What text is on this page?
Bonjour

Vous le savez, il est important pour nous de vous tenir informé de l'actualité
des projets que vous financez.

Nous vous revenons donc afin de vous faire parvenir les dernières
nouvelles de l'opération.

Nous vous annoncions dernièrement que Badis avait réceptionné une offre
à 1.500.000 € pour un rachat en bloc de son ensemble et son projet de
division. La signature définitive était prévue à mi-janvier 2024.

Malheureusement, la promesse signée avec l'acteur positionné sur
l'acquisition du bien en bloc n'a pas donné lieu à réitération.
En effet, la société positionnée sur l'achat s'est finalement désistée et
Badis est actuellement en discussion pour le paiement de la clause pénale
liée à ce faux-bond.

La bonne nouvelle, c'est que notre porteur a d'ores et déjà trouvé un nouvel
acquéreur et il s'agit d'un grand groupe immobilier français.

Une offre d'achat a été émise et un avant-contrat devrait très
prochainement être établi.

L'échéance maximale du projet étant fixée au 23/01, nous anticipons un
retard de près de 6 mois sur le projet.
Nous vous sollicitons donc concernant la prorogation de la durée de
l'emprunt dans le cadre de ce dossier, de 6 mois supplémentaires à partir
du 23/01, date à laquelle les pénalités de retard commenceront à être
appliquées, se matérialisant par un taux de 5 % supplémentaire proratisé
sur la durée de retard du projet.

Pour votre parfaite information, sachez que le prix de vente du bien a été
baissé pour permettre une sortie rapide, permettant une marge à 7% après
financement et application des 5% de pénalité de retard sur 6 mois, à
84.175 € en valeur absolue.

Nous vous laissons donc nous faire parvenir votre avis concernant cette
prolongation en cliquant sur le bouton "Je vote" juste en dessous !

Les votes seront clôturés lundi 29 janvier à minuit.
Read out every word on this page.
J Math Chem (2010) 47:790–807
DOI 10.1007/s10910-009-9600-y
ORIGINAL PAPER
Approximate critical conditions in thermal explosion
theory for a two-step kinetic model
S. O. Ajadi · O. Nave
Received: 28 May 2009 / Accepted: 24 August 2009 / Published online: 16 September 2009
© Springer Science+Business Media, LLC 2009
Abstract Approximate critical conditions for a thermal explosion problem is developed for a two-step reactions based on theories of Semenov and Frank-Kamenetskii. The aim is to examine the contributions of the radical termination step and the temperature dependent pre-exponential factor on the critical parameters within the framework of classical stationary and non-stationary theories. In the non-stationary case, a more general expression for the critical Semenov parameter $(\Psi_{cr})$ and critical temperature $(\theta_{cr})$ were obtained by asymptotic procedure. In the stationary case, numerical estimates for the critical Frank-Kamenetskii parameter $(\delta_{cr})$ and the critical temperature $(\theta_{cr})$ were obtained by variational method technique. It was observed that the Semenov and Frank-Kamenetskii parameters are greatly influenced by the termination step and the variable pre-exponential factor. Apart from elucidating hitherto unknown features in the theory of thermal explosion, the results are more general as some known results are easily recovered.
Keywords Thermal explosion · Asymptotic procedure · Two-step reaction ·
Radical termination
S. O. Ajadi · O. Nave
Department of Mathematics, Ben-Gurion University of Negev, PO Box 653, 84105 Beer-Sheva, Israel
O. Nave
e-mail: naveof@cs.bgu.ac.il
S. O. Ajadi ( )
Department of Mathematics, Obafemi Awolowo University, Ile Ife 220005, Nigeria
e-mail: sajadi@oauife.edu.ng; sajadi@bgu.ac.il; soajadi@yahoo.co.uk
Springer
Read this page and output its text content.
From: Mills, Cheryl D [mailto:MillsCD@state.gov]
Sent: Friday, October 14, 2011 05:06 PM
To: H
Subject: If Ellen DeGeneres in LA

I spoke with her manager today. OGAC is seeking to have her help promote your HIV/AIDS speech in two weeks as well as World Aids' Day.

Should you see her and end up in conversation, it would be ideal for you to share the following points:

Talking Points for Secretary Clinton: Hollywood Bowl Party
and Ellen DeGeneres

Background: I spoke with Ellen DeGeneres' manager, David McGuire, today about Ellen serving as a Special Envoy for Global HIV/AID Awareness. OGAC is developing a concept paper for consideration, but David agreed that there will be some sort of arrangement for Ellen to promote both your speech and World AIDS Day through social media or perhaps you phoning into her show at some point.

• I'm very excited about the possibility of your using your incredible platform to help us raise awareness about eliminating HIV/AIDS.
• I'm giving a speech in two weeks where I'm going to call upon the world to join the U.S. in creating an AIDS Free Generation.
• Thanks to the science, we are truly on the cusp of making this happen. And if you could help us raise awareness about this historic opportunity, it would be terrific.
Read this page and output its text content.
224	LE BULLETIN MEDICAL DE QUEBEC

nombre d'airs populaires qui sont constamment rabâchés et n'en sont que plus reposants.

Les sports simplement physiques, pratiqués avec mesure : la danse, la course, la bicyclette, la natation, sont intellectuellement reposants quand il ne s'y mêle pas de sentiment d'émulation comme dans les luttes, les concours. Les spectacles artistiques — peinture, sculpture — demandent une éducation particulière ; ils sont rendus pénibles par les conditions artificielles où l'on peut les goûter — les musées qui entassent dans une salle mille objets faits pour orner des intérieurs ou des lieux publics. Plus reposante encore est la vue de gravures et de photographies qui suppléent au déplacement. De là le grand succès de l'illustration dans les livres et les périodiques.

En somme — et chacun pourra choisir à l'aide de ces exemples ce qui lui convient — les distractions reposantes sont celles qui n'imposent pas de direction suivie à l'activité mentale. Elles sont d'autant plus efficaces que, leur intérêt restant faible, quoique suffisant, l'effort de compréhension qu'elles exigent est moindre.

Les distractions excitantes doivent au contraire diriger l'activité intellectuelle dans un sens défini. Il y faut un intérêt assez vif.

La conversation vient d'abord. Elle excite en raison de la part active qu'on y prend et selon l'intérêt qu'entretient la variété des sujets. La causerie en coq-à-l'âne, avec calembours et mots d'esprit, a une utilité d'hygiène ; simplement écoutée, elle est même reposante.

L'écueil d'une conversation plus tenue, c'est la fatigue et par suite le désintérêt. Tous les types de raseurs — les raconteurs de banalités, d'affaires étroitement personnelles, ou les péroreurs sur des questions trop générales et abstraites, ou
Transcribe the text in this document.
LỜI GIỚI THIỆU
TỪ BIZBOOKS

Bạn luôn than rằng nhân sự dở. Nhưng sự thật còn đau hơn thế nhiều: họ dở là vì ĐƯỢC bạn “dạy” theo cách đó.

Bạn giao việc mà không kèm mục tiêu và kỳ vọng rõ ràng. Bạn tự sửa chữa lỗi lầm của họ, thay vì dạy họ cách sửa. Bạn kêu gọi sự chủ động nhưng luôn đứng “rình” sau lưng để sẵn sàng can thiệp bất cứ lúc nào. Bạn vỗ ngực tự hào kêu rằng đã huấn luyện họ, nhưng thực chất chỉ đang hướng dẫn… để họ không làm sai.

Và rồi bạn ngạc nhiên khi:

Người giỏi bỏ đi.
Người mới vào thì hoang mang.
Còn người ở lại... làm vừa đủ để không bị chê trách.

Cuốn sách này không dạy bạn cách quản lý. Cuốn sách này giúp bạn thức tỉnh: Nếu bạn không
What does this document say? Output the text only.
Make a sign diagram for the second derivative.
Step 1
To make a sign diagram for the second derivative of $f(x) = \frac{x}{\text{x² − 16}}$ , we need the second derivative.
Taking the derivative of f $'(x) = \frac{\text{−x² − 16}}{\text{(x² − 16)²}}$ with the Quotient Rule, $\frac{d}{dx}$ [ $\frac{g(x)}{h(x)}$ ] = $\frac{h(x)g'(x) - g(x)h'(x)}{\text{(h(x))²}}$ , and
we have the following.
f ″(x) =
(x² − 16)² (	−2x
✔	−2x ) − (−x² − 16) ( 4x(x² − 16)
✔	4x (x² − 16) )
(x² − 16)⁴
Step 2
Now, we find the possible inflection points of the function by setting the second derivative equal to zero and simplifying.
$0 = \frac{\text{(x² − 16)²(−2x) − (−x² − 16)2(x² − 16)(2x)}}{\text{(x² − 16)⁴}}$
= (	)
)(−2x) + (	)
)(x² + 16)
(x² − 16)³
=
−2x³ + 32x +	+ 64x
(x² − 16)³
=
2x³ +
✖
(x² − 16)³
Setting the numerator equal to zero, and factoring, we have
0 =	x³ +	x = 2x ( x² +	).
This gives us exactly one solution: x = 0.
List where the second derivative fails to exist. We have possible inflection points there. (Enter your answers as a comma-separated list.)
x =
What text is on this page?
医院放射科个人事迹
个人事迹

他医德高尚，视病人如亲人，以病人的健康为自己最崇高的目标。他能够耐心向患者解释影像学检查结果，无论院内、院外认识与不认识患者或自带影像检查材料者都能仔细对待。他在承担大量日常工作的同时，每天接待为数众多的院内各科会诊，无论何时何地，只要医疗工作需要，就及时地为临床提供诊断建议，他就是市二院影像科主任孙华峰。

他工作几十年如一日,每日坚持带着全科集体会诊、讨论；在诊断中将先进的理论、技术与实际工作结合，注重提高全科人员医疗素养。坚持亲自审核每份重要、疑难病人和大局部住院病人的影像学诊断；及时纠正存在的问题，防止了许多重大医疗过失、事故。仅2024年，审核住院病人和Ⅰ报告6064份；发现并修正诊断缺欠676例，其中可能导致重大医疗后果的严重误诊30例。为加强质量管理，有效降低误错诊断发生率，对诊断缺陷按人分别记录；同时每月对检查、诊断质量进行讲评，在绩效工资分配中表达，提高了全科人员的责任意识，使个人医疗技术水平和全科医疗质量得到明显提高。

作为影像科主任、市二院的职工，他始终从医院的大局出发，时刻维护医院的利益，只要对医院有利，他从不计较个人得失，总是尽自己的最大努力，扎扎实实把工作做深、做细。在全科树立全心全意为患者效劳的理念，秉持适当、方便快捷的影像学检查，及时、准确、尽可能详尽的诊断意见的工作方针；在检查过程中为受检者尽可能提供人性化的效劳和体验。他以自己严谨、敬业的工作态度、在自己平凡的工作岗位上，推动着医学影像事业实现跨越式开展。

-----

_TASK PROMPT_
Copy every line in the records above that contains the word "rằng".

_RESULT OF THE EXERCISE_
Bạn luôn than rằng nhân sự dở. Nhưng sự thật còn đau hơn thế nhiều: họ dở là vì ĐƯỢC bạn “dạy” theo cách đó.
Bạn giao việc mà không kèm mục tiêu và kỳ vọng rõ ràng. Bạn tự sửa chữa lỗi lầm của họ, thay vì dạy họ cách sửa. Bạn kêu gọi sự chủ động nhưng luôn đứng “rình” sau lưng để sẵn sàng can thiệp bất cứ lúc nào. Bạn vỗ ngực tự hào kêu rằng đã huấn luyện họ, nhưng thực chất chỉ đang hướng dẫn… để họ không làm sai.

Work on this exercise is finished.